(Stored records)
-.-.-

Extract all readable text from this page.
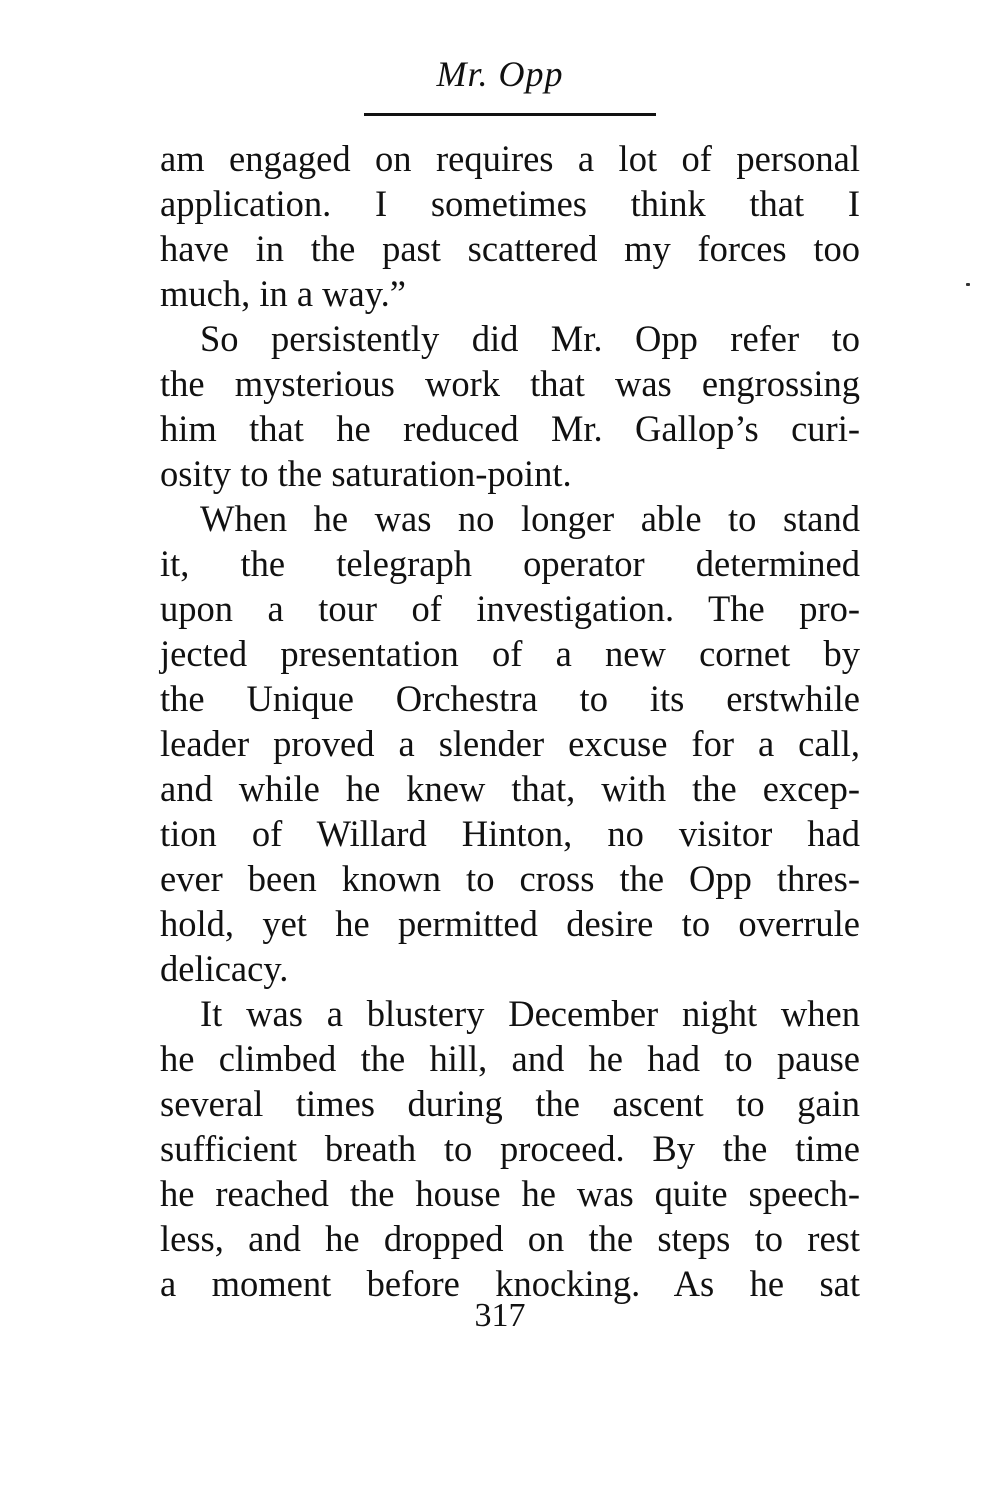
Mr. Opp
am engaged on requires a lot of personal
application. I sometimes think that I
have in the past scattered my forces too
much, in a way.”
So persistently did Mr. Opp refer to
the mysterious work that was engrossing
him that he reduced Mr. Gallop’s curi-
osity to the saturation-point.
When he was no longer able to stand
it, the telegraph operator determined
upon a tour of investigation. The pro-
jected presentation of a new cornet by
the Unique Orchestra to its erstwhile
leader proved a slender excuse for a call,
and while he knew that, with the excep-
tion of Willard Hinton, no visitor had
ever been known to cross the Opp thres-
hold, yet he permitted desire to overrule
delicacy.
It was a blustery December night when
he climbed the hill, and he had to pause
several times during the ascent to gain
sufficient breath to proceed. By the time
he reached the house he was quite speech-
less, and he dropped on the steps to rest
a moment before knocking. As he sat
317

-.-.-

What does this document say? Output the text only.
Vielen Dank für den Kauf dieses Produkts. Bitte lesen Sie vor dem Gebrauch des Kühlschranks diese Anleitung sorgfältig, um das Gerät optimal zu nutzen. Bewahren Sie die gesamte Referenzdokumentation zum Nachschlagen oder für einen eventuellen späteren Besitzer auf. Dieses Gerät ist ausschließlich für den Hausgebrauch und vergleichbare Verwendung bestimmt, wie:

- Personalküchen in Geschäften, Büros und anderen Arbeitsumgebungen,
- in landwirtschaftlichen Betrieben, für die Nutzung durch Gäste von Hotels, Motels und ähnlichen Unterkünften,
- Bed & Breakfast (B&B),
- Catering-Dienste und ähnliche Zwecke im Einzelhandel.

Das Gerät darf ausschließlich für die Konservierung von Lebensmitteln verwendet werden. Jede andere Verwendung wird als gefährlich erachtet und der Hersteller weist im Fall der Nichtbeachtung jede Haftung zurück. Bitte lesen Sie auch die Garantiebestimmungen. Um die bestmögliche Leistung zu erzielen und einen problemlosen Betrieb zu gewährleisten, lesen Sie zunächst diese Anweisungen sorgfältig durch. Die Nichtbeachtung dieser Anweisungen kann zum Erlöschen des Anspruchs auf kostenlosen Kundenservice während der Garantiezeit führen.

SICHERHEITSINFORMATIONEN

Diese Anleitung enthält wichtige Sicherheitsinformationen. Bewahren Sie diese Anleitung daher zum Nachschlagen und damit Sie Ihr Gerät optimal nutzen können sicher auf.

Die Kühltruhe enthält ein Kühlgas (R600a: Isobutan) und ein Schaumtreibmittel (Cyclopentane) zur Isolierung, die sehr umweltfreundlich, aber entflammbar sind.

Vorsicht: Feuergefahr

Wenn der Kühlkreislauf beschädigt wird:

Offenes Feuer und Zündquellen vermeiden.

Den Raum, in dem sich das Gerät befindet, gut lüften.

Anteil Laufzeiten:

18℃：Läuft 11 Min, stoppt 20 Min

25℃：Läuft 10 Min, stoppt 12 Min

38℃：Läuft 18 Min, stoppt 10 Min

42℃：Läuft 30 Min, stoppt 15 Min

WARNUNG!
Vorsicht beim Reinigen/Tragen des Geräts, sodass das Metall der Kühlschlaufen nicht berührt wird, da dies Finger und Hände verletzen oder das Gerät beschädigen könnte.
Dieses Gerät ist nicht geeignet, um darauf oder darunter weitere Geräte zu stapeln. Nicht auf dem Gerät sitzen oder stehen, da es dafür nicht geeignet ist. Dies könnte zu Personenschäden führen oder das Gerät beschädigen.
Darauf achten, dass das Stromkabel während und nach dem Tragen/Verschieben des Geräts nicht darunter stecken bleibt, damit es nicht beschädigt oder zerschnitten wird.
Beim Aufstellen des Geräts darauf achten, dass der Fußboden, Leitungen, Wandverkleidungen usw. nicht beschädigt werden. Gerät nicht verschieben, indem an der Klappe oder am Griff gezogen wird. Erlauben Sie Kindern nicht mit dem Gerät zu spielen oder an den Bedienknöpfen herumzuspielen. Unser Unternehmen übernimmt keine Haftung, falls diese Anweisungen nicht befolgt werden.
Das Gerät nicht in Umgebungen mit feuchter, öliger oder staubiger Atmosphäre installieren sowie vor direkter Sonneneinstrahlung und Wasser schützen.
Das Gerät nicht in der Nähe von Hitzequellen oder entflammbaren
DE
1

-.-.-

:: WHAT THIS TASK INVOLVES ::
Find every line containing the word "that", then give the total and nothing more.

:: TASK ANSWER ::
4